■ THE EXERCISE:
Rewrite every line of the records below, replacing each occurrence of "x-tick-label" with "x-axis-tick" and leaving all other text unchanged.

☆ ☆ ☆ ☆ ☆ ☆ ☆

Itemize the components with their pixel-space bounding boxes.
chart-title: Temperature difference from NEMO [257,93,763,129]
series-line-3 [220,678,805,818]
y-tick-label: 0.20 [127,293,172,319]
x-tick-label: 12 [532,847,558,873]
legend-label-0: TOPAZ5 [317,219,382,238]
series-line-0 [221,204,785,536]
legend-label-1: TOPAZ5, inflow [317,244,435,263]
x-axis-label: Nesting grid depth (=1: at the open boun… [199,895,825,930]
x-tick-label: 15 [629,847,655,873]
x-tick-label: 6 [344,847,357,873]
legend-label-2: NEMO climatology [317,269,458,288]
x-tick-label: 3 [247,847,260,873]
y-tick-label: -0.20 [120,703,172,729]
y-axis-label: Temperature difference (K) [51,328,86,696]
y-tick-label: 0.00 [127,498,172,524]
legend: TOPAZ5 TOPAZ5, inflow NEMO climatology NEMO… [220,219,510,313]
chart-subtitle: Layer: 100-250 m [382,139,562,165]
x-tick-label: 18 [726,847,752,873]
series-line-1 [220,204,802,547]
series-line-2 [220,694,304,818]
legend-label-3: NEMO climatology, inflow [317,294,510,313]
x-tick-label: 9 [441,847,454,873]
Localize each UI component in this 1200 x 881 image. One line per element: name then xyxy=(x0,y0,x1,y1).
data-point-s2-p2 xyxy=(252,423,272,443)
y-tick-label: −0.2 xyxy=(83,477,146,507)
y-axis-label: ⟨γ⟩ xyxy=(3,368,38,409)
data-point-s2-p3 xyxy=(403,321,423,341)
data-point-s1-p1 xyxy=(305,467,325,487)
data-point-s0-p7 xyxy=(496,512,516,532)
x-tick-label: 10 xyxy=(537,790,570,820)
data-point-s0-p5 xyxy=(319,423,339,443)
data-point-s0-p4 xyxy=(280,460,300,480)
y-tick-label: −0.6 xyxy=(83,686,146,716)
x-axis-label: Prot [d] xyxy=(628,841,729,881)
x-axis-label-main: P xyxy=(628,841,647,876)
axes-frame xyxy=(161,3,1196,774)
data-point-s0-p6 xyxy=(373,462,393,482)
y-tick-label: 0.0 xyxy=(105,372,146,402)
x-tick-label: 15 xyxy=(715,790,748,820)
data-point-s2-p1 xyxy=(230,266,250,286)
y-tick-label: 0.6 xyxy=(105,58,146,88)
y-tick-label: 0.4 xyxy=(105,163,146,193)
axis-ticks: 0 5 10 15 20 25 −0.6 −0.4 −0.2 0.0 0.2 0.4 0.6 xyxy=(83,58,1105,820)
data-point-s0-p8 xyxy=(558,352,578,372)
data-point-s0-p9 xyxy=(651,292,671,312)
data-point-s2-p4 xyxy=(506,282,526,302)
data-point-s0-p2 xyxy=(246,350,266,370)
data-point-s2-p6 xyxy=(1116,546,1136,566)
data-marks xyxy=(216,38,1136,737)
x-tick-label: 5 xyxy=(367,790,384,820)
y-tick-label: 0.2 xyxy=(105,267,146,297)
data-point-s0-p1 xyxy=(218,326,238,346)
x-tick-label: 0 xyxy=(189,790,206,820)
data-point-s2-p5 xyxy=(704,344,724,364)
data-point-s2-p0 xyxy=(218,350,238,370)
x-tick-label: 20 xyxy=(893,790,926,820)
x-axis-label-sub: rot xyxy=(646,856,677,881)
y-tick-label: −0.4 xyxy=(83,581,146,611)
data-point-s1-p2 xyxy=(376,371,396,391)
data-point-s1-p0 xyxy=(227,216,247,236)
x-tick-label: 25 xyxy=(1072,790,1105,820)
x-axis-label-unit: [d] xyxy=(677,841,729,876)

☆ ☆ ☆ ☆ ☆ ☆ ☆

■ ANSWER TO THIS EXERCISE:
Itemize the components with their pixel-space bounding boxes.
chart-title: Temperature difference from NEMO [257,93,763,129]
series-line-3 [220,678,805,818]
y-tick-label: 0.20 [127,293,172,319]
x-axis-tick: 12 [532,847,558,873]
legend-label-0: TOPAZ5 [317,219,382,238]
series-line-0 [221,204,785,536]
legend-label-1: TOPAZ5, inflow [317,244,435,263]
x-axis-label: Nesting grid depth (=1: at the open boun… [199,895,825,930]
x-axis-tick: 15 [629,847,655,873]
x-axis-tick: 6 [344,847,357,873]
legend-label-2: NEMO climatology [317,269,458,288]
x-axis-tick: 3 [247,847,260,873]
y-tick-label: -0.20 [120,703,172,729]
y-axis-label: Temperature difference (K) [51,328,86,696]
y-tick-label: 0.00 [127,498,172,524]
legend: TOPAZ5 TOPAZ5, inflow NEMO climatology NEMO… [220,219,510,313]
chart-subtitle: Layer: 100-250 m [382,139,562,165]
x-axis-tick: 18 [726,847,752,873]
series-line-1 [220,204,802,547]
series-line-2 [220,694,304,818]
legend-label-3: NEMO climatology, inflow [317,294,510,313]
x-axis-tick: 9 [441,847,454,873]
Localize each UI component in this 1200 x 881 image. One line per element: name then xyxy=(x0,y0,x1,y1).
data-point-s2-p2 xyxy=(252,423,272,443)
y-tick-label: −0.2 xyxy=(83,477,146,507)
y-axis-label: ⟨γ⟩ xyxy=(3,368,38,409)
data-point-s2-p3 xyxy=(403,321,423,341)
data-point-s1-p1 xyxy=(305,467,325,487)
data-point-s0-p7 xyxy=(496,512,516,532)
x-axis-tick: 10 xyxy=(537,790,570,820)
data-point-s0-p5 xyxy=(319,423,339,443)
data-point-s0-p4 xyxy=(280,460,300,480)
y-tick-label: −0.6 xyxy=(83,686,146,716)
x-axis-label: Prot [d] xyxy=(628,841,729,881)
x-axis-label-main: P xyxy=(628,841,647,876)
axes-frame xyxy=(161,3,1196,774)
data-point-s0-p6 xyxy=(373,462,393,482)
y-tick-label: 0.0 xyxy=(105,372,146,402)
x-axis-tick: 15 xyxy=(715,790,748,820)
data-point-s2-p1 xyxy=(230,266,250,286)
y-tick-label: 0.6 xyxy=(105,58,146,88)
y-tick-label: 0.4 xyxy=(105,163,146,193)
axis-ticks: 0 5 10 15 20 25 −0.6 −0.4 −0.2 0.0 0.2 0.4 0.6 xyxy=(83,58,1105,820)
data-point-s0-p8 xyxy=(558,352,578,372)
data-point-s0-p9 xyxy=(651,292,671,312)
data-point-s2-p4 xyxy=(506,282,526,302)
data-point-s0-p2 xyxy=(246,350,266,370)
data-point-s2-p6 xyxy=(1116,546,1136,566)
data-marks xyxy=(216,38,1136,737)
x-axis-tick: 5 xyxy=(367,790,384,820)
y-tick-label: 0.2 xyxy=(105,267,146,297)
data-point-s0-p1 xyxy=(218,326,238,346)
x-axis-tick: 0 xyxy=(189,790,206,820)
data-point-s2-p5 xyxy=(704,344,724,364)
data-point-s2-p0 xyxy=(218,350,238,370)
x-axis-tick: 20 xyxy=(893,790,926,820)
x-axis-label-sub: rot xyxy=(646,856,677,881)
y-tick-label: −0.4 xyxy=(83,581,146,611)
data-point-s1-p2 xyxy=(376,371,396,391)
data-point-s1-p0 xyxy=(227,216,247,236)
x-axis-tick: 25 xyxy=(1072,790,1105,820)
x-axis-label-unit: [d] xyxy=(677,841,729,876)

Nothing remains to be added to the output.